[Stored data]

** Begin **

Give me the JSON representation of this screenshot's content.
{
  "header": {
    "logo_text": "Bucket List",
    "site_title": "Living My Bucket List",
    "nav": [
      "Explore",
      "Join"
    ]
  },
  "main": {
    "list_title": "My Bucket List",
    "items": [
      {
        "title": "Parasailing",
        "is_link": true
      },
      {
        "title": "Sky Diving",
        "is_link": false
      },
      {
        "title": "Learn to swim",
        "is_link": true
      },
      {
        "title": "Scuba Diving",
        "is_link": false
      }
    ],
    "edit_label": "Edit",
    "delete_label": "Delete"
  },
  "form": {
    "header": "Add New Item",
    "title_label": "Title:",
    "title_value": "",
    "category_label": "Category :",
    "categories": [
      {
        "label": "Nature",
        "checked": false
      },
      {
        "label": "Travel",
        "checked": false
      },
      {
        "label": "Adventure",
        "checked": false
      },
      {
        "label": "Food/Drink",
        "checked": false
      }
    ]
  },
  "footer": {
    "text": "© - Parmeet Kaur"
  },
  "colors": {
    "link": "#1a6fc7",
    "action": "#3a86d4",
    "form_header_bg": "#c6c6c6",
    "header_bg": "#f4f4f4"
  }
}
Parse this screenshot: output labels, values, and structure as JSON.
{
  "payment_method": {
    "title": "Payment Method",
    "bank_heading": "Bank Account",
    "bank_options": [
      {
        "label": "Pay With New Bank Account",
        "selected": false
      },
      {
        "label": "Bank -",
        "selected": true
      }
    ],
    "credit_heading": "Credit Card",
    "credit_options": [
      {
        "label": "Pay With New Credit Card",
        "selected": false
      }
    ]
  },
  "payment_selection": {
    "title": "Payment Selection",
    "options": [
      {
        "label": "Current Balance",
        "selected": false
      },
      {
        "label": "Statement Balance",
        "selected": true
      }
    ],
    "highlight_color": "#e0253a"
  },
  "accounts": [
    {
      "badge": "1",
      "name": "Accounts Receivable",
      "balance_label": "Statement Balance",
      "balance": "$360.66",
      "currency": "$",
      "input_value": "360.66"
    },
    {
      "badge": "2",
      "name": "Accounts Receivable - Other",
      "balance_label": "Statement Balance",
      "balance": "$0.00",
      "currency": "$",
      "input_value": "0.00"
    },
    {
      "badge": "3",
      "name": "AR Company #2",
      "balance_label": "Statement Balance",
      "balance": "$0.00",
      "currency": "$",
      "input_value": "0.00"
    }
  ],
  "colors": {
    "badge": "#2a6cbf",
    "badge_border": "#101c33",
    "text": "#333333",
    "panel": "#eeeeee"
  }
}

** End **

▸ TO DO: Give the entries once more, exactly as they appear.

▸ TASK RESPONSE:
Give me the JSON representation of this screenshot's content.
{
  "header": {
    "logo_text": "Bucket List",
    "site_title": "Living My Bucket List",
    "nav": [
      "Explore",
      "Join"
    ]
  },
  "main": {
    "list_title": "My Bucket List",
    "items": [
      {
        "title": "Parasailing",
        "is_link": true
      },
      {
        "title": "Sky Diving",
        "is_link": false
      },
      {
        "title": "Learn to swim",
        "is_link": true
      },
      {
        "title": "Scuba Diving",
        "is_link": false
      }
    ],
    "edit_label": "Edit",
    "delete_label": "Delete"
  },
  "form": {
    "header": "Add New Item",
    "title_label": "Title:",
    "title_value": "",
    "category_label": "Category :",
    "categories": [
      {
        "label": "Nature",
        "checked": false
      },
      {
        "label": "Travel",
        "checked": false
      },
      {
        "label": "Adventure",
        "checked": false
      },
      {
        "label": "Food/Drink",
        "checked": false
      }
    ]
  },
  "footer": {
    "text": "© - Parmeet Kaur"
  },
  "colors": {
    "link": "#1a6fc7",
    "action": "#3a86d4",
    "form_header_bg": "#c6c6c6",
    "header_bg": "#f4f4f4"
  }
}
Parse this screenshot: output labels, values, and structure as JSON.
{
  "payment_method": {
    "title": "Payment Method",
    "bank_heading": "Bank Account",
    "bank_options": [
      {
        "label": "Pay With New Bank Account",
        "selected": false
      },
      {
        "label": "Bank -",
        "selected": true
      }
    ],
    "credit_heading": "Credit Card",
    "credit_options": [
      {
        "label": "Pay With New Credit Card",
        "selected": false
      }
    ]
  },
  "payment_selection": {
    "title": "Payment Selection",
    "options": [
      {
        "label": "Current Balance",
        "selected": false
      },
      {
        "label": "Statement Balance",
        "selected": true
      }
    ],
    "highlight_color": "#e0253a"
  },
  "accounts": [
    {
      "badge": "1",
      "name": "Accounts Receivable",
      "balance_label": "Statement Balance",
      "balance": "$360.66",
      "currency": "$",
      "input_value": "360.66"
    },
    {
      "badge": "2",
      "name": "Accounts Receivable - Other",
      "balance_label": "Statement Balance",
      "balance": "$0.00",
      "currency": "$",
      "input_value": "0.00"
    },
    {
      "badge": "3",
      "name": "AR Company #2",
      "balance_label": "Statement Balance",
      "balance": "$0.00",
      "currency": "$",
      "input_value": "0.00"
    }
  ],
  "colors": {
    "badge": "#2a6cbf",
    "badge_border": "#101c33",
    "text": "#333333",
    "panel": "#eeeeee"
  }
}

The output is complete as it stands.